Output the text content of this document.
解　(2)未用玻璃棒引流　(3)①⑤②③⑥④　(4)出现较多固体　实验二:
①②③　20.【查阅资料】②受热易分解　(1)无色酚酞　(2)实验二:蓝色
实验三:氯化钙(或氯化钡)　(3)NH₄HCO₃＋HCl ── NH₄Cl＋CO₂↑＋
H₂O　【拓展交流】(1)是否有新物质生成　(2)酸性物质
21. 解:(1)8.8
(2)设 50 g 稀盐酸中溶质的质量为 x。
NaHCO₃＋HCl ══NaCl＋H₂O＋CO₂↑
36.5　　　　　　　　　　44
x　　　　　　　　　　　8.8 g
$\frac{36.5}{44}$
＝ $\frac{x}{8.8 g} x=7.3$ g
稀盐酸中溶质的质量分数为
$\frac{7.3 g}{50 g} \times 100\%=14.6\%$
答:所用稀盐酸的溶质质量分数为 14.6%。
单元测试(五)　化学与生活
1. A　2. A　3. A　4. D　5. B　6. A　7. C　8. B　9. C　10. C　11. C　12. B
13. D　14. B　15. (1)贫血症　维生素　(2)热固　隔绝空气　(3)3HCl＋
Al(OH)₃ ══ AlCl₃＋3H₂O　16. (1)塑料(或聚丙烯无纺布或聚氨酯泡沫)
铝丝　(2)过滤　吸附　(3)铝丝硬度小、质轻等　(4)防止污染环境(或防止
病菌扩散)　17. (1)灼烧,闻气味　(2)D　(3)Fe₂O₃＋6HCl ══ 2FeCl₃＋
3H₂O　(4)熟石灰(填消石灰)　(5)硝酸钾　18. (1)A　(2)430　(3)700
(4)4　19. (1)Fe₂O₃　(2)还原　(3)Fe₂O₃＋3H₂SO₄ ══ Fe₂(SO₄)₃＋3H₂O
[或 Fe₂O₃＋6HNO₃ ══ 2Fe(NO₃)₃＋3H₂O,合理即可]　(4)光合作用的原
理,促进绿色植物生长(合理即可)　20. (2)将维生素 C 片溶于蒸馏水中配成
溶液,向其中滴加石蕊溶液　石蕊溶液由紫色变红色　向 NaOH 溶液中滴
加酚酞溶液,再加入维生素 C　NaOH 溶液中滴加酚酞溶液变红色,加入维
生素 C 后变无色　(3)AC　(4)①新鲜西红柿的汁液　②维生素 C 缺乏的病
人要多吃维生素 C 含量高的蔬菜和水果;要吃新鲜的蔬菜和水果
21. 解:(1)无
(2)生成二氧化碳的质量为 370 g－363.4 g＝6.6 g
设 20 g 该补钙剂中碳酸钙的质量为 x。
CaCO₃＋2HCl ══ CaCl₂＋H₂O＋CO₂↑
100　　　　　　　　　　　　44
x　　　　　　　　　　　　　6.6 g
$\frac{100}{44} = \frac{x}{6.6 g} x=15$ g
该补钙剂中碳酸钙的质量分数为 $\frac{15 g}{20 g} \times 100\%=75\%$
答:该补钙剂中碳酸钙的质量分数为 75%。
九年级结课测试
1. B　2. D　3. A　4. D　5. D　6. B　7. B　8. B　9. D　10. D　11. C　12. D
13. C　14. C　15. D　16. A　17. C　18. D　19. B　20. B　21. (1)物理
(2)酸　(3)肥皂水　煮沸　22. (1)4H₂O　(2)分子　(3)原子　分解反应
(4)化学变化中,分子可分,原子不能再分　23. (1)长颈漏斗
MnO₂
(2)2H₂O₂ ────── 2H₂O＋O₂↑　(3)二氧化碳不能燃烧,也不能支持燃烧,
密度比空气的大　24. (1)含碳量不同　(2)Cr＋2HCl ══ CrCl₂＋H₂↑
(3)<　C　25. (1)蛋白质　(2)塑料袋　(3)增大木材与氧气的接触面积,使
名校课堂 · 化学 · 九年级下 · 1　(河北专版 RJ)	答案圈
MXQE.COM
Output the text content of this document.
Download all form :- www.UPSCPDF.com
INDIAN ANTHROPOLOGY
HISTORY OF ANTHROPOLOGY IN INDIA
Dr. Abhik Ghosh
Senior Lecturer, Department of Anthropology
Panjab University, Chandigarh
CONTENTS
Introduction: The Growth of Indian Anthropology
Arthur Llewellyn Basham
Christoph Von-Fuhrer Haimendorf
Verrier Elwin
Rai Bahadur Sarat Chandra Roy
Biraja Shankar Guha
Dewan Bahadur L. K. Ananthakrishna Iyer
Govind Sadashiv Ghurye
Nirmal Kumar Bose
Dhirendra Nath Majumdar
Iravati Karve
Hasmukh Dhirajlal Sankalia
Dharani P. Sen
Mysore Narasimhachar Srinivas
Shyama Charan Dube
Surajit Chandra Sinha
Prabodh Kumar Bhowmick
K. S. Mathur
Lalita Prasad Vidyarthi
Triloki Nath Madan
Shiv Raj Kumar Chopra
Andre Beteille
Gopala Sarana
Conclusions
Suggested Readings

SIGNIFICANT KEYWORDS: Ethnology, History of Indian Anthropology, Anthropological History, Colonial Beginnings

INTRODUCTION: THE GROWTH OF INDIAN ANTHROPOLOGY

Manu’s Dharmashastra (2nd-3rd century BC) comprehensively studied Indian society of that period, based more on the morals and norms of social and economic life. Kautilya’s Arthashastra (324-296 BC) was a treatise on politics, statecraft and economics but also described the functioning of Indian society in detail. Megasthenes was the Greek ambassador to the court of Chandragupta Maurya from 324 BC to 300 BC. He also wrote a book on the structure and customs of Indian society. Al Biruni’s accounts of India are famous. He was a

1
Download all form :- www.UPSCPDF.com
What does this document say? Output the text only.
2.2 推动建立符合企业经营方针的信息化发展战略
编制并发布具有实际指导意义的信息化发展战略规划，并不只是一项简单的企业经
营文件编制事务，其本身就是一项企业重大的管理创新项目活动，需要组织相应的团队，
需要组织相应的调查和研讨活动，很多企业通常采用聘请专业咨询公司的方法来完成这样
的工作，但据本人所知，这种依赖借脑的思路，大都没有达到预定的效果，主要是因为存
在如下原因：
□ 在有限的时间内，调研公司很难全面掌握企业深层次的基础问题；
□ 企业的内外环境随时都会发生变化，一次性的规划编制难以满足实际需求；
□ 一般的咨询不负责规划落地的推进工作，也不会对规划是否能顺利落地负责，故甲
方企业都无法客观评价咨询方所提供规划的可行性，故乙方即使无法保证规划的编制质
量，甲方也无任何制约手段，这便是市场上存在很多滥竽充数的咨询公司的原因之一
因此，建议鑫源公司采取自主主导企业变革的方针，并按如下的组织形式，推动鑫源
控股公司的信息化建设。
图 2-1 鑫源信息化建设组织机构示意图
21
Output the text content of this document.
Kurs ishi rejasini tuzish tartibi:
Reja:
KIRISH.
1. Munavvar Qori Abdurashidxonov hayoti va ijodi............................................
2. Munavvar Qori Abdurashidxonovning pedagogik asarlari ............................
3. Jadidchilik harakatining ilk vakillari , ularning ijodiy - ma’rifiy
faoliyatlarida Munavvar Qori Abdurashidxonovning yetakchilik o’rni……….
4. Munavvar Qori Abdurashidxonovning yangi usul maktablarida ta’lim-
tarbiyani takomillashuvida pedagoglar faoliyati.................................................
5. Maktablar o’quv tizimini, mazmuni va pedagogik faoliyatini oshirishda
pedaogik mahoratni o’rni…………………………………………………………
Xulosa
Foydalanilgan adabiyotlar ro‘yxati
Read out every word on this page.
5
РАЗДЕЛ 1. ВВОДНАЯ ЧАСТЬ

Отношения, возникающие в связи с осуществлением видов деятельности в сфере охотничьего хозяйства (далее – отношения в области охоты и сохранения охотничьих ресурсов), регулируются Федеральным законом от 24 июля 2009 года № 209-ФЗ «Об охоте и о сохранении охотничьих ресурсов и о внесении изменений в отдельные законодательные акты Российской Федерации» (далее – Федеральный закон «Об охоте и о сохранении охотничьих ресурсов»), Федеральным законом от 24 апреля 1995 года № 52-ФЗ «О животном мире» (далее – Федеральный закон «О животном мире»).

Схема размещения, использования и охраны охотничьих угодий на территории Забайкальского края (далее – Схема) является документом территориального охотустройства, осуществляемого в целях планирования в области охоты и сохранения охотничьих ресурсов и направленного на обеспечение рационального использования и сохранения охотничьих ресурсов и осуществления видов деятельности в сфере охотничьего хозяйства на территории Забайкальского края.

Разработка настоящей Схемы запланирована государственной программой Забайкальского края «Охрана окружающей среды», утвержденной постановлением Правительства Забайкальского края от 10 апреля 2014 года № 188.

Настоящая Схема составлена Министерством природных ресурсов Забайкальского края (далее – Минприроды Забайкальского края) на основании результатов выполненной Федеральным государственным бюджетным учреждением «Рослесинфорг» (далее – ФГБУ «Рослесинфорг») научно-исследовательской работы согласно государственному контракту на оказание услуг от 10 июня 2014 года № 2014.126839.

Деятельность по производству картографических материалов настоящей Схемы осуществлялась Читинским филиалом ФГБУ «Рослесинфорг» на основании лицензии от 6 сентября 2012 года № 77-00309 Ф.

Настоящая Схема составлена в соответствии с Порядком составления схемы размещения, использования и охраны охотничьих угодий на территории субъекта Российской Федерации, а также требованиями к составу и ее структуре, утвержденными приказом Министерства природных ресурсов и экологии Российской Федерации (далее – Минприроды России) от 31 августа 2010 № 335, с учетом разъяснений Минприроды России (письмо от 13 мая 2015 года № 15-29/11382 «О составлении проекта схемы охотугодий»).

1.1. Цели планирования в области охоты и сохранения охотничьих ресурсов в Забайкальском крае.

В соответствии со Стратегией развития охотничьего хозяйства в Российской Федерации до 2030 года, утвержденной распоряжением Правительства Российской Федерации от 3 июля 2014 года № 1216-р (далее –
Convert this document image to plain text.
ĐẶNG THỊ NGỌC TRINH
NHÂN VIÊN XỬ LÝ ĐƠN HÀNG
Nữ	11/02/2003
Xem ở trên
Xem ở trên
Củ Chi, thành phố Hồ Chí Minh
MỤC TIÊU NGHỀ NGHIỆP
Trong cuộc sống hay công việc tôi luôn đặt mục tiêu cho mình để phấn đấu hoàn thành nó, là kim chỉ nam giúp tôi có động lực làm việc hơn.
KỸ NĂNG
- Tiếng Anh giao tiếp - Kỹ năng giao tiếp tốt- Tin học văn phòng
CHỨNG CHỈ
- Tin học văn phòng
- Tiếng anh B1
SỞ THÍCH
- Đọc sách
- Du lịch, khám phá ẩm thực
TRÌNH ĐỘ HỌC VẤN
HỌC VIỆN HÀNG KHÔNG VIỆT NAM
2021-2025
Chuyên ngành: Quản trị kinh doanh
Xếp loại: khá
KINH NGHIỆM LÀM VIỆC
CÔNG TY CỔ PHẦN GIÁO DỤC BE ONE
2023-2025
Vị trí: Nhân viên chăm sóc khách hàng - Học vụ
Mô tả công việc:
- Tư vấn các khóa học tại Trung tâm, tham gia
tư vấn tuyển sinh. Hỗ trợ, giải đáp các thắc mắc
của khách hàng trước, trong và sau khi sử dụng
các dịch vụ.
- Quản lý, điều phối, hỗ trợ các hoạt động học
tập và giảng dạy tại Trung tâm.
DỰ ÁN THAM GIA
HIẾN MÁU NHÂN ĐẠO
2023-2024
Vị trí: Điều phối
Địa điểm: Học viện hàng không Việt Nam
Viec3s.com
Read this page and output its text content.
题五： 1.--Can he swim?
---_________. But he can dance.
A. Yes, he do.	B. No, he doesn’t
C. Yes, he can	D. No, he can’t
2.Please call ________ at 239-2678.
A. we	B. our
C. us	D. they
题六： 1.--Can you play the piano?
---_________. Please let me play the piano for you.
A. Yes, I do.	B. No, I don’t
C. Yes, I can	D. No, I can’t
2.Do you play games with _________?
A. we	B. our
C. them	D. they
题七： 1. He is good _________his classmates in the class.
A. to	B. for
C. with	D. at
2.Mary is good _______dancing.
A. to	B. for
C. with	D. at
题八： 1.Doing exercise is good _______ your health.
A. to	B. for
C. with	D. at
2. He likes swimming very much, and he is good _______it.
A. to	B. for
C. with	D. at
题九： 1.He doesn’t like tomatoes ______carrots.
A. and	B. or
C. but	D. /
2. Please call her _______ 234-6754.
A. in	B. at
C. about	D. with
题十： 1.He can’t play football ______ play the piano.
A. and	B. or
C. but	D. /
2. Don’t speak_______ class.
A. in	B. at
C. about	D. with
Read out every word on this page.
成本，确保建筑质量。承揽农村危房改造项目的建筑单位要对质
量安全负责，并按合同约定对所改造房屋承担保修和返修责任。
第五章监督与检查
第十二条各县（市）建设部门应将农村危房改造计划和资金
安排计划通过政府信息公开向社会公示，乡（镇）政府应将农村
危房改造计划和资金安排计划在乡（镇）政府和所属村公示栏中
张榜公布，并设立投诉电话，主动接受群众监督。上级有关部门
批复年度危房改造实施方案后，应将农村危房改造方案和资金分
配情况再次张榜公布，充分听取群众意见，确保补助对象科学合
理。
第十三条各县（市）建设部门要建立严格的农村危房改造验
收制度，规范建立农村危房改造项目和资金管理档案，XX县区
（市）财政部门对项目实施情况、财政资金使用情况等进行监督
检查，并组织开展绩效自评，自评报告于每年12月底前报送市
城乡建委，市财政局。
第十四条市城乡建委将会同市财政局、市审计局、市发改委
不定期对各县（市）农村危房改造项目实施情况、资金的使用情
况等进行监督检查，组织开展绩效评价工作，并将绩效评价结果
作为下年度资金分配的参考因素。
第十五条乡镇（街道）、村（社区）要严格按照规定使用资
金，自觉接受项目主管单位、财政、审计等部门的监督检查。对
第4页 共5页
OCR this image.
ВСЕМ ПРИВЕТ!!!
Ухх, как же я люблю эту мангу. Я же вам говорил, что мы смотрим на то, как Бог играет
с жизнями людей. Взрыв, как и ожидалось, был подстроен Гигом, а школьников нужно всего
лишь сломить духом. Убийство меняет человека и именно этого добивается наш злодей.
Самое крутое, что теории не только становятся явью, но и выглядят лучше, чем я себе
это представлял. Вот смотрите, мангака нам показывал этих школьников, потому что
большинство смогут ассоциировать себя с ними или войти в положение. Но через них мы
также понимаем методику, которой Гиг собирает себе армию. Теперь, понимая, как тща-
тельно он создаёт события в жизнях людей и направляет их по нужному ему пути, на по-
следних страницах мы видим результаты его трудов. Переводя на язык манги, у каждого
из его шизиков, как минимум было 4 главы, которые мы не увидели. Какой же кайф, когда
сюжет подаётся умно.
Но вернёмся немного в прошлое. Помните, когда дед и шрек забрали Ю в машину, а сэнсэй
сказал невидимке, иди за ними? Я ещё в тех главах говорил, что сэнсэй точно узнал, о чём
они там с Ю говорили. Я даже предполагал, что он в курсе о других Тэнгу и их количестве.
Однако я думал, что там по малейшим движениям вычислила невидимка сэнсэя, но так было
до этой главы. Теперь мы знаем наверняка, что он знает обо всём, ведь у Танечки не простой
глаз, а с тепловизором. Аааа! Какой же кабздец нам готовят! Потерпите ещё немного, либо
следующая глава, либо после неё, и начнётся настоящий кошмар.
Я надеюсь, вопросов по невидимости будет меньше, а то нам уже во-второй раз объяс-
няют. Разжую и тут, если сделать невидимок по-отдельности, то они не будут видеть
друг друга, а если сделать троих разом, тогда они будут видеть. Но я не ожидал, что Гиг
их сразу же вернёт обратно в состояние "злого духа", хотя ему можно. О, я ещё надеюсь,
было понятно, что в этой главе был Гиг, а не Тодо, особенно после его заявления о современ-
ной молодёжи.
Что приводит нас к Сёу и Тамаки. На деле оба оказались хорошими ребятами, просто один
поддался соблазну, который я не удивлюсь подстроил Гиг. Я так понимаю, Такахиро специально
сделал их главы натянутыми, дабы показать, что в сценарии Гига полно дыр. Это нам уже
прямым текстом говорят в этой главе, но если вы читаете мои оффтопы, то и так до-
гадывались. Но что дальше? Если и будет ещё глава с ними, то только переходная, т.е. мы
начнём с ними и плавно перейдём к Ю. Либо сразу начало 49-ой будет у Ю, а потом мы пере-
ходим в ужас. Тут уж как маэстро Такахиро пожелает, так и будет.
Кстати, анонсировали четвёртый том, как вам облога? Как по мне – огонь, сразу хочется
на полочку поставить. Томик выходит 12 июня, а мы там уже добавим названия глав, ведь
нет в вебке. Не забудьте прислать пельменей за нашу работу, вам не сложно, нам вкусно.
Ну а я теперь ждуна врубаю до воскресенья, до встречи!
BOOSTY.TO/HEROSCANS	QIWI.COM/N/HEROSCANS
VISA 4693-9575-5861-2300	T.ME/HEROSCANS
____________________
▶ _Aim of the exercise_
Write down only how many lines in the listing contain the word "будет".

▶ _Response_
4